State only the number of lines that include "United".

--- start of SUPPLIED DATA ---

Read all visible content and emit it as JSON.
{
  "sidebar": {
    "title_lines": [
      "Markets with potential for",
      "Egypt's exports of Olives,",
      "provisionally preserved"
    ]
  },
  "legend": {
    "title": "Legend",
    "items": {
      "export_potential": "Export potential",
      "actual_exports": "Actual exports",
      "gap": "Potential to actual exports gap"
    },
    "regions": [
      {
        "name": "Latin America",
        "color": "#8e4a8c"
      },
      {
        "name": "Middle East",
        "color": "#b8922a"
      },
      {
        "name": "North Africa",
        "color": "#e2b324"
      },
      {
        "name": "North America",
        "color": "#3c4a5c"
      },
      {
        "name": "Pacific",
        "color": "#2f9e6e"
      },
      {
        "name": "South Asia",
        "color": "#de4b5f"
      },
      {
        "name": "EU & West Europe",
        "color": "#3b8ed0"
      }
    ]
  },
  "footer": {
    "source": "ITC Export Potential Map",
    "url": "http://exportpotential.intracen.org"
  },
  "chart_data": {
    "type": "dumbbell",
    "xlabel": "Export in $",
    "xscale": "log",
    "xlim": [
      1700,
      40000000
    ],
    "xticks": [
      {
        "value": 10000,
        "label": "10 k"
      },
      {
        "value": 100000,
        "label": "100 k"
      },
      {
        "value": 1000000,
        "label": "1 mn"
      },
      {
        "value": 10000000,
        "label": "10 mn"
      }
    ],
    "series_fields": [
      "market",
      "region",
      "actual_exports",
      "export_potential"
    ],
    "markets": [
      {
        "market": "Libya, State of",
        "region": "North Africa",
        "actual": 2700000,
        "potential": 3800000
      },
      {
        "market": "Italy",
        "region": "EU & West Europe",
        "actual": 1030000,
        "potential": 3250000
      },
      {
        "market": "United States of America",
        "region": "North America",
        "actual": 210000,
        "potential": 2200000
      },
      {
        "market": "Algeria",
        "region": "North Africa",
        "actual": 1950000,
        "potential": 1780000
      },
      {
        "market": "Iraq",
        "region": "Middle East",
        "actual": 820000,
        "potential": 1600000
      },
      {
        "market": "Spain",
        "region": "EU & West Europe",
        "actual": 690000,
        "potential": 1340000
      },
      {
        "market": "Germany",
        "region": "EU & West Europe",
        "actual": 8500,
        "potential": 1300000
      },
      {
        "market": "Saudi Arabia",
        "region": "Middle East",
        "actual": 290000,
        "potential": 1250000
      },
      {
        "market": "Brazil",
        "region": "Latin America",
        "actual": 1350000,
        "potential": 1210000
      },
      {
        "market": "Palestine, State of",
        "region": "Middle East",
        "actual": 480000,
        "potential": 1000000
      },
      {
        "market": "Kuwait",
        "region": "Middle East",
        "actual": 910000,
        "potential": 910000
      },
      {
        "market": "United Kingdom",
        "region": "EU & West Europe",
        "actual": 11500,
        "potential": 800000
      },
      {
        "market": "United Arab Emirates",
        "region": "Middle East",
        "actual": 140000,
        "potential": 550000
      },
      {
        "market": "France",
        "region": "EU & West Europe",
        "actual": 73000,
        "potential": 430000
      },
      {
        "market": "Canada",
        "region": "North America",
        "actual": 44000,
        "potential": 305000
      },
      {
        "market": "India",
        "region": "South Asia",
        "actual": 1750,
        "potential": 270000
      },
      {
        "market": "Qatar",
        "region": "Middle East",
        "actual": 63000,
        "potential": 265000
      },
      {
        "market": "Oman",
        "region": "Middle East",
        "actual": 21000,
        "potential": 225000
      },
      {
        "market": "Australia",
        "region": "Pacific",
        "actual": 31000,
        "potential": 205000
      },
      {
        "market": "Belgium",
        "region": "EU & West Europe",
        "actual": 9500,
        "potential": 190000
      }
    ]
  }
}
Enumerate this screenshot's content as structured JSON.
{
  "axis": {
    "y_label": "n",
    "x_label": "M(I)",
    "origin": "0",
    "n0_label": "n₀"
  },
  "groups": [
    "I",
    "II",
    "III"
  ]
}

--- end of SUPPLIED DATA ---

- **RESULT OF THIS EXERCISE**
3